THE TASK
Identify the lines that contain the word "pyloric", then copy them.

[Collection entries]
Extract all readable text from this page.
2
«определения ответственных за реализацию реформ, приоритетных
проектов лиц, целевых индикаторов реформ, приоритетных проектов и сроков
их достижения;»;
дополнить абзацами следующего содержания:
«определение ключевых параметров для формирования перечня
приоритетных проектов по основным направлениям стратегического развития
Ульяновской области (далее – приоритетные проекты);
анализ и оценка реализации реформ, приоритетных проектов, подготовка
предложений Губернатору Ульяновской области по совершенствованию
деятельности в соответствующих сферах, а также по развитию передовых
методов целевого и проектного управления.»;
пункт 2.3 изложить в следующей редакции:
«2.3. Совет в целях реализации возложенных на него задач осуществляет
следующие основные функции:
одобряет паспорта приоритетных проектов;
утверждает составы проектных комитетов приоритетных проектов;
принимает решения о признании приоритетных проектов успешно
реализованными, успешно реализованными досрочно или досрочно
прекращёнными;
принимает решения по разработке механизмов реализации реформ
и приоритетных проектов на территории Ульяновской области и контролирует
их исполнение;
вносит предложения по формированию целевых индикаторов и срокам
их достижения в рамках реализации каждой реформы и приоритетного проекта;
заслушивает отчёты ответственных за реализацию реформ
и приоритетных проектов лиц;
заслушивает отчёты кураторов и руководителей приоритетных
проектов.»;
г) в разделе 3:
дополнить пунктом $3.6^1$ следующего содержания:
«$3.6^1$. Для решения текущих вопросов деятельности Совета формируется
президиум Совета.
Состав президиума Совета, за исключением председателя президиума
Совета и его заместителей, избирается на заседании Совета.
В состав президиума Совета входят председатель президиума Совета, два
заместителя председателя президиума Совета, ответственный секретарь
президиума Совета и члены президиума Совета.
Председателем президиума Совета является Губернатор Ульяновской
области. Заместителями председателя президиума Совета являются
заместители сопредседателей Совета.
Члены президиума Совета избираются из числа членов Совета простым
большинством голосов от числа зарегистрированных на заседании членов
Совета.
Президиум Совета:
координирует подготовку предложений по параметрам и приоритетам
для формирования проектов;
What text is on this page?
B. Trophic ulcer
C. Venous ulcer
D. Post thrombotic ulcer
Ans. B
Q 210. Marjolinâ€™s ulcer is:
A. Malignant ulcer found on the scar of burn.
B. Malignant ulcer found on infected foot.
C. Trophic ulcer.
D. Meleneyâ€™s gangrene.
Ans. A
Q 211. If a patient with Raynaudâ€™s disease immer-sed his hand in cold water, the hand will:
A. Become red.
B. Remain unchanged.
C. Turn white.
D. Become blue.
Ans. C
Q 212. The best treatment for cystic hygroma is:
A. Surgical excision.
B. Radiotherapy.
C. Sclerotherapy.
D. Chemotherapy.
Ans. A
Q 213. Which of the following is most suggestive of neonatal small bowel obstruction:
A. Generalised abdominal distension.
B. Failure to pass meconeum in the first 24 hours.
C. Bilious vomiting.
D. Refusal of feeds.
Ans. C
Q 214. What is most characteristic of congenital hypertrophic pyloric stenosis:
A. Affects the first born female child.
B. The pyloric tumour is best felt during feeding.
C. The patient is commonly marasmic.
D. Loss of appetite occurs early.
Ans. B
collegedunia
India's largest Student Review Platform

WRITTEN ANSWER
Q 214. What is most characteristic of congenital hypertrophic pyloric stenosis:
B. The pyloric tumour is best felt during feeding.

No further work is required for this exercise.